> Source text
Jump to content

Gerrit/Operations

From Wikitech

Restarting

Restarting Gerrit is a last resort. We used to have to restart it often due to misunderstanding of some of its behavior as well as nasty memory leak. As of February 2021, restart should not be conducted without a thorough review of the current behavior and taking traces. They will be of dramatic help to identify a potential bug or a configuration tuning.

If after all investigations you get clueless or really have no other options, you can restart Gerrit through systemd: sudo systemctl restart gerrit.

The service will take a few seconds before it comes back during which any end user operations would error out (some Puppet catalogues, CI, developers).

Monitoring

JavaMelody monitors the state of the Gerrit JVM. They are collected by Prometheus from https://gerrit.wikimedia.org/r/monitoring?prometheus

Important Graphs

Gerrit metrics

On top of the JavaMelody data, Gerrit has internal metrics.

For users having the View Metrics capabilities, various internal Gerrit metrics can be retrieved via:

Which obviously requires authentication. That complements gerrit show-caches.

We use the metrics-reporter-prometheus plugin which exposes collected by Prometheus from the JavaMelody MBeans page under the metrics branch.

See Gerrit Grafana dashboards folder.

Logs

They are consumed by our logging infrastructure and available in the Apache access logs.

> Brief A
What command does the Gerrit operations page give for restarting Gerrit through systemd?
> Brief B
Write out the passage of the Gerrit operations page between "From Wikitech" and "catalogues, CI, developers).", inclusive.
The listing comes from a different source than the Gerrit operations page.

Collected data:
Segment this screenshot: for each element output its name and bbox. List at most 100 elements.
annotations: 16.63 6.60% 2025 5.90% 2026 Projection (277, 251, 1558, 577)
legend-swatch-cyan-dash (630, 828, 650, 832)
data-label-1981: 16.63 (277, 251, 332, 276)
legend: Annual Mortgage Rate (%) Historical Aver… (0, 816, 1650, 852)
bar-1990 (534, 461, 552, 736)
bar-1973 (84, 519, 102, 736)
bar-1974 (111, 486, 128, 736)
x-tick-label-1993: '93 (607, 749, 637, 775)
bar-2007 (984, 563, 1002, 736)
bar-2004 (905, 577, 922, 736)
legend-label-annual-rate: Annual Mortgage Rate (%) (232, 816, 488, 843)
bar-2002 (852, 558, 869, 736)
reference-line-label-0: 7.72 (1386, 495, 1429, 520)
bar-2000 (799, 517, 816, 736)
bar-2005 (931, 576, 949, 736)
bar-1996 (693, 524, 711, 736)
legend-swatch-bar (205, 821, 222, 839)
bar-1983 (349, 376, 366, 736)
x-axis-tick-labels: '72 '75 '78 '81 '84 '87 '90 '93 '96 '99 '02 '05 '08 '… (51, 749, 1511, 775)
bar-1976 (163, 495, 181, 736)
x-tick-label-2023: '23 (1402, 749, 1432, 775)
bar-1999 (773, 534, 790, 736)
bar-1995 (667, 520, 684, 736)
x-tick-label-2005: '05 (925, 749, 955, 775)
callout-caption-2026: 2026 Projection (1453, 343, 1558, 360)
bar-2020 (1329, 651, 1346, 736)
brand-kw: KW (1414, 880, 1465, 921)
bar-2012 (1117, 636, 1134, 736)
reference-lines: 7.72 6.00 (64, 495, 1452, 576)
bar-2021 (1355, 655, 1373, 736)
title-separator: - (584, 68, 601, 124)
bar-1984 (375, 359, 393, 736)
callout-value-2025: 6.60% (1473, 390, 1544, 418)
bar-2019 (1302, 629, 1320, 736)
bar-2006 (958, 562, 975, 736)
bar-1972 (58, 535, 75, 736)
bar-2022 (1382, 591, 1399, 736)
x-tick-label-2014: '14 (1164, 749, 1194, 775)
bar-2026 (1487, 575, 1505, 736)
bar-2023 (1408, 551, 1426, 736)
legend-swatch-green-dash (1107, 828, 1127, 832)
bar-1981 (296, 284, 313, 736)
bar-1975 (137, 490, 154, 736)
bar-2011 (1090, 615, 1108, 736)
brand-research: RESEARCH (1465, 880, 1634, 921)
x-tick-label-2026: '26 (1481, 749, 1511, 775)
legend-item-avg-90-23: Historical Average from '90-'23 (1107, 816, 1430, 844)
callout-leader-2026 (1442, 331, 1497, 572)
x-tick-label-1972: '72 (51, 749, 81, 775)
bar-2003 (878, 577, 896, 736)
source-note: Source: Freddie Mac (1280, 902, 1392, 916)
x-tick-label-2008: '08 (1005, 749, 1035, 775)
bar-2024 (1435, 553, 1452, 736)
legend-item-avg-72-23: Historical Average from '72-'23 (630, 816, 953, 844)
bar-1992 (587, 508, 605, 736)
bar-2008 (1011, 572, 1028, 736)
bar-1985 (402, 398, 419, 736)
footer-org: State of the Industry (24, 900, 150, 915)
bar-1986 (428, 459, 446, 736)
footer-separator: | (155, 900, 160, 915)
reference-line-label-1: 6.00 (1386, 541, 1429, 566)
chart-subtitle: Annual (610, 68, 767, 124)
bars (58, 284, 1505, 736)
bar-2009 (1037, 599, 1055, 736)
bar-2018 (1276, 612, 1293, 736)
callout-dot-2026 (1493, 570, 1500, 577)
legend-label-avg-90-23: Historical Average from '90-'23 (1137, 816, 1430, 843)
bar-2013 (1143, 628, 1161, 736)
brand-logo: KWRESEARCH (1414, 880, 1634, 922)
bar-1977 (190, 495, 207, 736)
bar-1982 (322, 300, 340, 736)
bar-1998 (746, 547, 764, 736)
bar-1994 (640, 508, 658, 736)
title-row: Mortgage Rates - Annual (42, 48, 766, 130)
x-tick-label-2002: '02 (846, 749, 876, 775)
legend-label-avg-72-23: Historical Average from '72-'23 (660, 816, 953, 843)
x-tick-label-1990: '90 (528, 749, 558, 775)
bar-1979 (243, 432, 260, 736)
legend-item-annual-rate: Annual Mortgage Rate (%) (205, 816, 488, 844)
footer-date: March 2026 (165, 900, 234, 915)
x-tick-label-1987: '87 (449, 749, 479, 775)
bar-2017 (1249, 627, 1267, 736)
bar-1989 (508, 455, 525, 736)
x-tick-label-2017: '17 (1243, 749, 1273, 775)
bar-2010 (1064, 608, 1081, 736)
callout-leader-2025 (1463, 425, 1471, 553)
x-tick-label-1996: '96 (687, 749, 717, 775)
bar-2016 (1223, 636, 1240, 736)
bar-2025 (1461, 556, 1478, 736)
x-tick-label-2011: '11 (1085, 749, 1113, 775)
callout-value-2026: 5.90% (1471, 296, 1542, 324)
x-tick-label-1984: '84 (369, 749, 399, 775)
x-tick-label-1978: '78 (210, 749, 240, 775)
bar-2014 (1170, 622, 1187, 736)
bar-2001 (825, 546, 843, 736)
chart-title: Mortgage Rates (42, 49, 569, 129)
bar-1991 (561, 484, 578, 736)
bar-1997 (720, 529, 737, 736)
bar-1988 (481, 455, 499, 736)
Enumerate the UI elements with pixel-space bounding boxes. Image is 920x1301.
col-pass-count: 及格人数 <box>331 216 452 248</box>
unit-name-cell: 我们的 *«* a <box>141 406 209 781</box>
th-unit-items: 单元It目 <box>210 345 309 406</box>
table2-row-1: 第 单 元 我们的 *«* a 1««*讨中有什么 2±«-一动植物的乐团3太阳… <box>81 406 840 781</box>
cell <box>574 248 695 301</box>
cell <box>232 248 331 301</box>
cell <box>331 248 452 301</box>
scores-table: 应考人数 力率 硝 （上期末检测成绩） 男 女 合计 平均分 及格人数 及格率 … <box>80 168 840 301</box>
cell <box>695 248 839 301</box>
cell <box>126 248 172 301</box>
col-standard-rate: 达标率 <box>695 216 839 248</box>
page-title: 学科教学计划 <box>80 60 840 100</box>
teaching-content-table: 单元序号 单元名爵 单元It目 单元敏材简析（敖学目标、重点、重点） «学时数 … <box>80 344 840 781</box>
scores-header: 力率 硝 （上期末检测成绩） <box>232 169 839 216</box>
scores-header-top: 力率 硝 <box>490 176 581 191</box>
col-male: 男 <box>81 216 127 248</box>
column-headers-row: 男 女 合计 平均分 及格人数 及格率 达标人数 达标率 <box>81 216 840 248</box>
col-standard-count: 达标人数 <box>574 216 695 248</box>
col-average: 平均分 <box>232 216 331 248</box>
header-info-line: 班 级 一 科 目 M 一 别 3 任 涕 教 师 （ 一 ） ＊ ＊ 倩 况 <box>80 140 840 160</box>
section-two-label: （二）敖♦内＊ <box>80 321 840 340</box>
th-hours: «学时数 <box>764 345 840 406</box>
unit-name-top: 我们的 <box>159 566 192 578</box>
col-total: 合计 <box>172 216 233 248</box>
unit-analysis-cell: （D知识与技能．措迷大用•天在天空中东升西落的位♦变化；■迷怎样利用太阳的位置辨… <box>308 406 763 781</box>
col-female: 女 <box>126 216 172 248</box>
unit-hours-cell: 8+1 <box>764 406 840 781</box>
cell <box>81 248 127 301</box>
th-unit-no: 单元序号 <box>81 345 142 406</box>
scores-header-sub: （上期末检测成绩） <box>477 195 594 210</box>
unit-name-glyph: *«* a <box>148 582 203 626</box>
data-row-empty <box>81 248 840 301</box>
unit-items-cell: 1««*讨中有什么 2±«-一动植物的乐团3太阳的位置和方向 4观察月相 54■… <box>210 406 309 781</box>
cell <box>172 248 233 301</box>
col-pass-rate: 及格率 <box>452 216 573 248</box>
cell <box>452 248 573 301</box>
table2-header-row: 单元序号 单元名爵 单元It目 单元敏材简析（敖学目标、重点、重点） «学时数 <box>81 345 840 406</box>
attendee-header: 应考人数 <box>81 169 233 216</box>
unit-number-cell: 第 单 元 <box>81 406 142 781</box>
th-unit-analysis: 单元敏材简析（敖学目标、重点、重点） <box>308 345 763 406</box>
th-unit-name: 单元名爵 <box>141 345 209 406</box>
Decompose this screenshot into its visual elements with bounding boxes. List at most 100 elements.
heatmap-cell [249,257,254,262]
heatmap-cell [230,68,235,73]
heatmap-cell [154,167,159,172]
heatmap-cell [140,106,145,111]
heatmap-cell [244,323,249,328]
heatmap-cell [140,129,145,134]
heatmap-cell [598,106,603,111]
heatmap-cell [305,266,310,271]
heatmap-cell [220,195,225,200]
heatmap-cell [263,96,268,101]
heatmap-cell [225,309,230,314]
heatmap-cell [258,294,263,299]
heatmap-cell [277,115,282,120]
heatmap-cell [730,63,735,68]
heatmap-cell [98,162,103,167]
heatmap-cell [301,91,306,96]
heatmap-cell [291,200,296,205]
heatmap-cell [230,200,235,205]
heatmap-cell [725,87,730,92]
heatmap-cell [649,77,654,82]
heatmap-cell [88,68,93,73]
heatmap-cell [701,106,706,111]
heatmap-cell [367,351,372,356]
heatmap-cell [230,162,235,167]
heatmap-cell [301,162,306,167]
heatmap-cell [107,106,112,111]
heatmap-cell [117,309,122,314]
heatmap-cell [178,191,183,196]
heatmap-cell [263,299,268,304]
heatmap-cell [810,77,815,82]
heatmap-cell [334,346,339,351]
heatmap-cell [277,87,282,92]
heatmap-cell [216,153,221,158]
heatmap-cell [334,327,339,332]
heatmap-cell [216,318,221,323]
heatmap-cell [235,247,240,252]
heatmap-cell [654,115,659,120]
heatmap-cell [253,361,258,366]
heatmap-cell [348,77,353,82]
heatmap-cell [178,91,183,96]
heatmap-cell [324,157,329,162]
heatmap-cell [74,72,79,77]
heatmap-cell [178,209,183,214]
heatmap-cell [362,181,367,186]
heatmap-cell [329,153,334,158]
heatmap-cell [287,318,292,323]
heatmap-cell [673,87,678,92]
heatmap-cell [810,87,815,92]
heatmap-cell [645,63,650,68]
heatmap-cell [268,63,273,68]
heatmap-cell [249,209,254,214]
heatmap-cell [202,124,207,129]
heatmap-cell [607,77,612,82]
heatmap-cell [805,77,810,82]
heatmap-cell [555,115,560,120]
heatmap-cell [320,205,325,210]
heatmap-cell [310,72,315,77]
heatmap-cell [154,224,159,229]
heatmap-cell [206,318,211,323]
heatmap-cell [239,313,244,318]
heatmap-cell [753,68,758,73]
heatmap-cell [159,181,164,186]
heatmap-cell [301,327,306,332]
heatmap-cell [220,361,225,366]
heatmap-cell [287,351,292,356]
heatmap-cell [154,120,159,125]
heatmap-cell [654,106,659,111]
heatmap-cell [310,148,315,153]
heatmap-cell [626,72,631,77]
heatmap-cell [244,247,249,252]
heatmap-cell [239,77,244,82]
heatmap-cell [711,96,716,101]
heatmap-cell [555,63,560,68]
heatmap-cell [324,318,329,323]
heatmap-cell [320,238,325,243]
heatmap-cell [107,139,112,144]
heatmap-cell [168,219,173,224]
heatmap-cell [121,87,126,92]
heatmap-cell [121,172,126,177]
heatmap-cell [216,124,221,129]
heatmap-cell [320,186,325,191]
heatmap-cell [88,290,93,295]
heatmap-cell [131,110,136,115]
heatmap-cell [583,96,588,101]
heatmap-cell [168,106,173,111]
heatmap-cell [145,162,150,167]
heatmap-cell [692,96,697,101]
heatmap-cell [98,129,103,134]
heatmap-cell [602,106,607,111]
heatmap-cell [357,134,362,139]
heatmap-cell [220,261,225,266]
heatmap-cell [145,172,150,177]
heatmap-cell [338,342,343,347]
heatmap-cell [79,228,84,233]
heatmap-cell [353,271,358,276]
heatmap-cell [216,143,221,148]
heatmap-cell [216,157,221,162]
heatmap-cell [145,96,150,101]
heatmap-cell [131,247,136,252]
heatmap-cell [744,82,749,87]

> Complete output A
sudo systemctl restart gerrit

> Complete output B
From Wikitech

Restarting

Restarting Gerrit is a last resort. We used to have to restart it often due to misunderstanding of some of its behavior as well as nasty memory leak. As of February 2021, restart should not be conducted without a thorough review of the current behavior and taking traces. They will be of dramatic help to identify a potential bug or a configuration tuning.

If after all investigations you get clueless or really have no other options, you can restart Gerrit through systemd: sudo systemctl restart gerrit.

The service will take a few seconds before it comes back during which any end user operations would error out (some Puppet catalogues, CI, developers).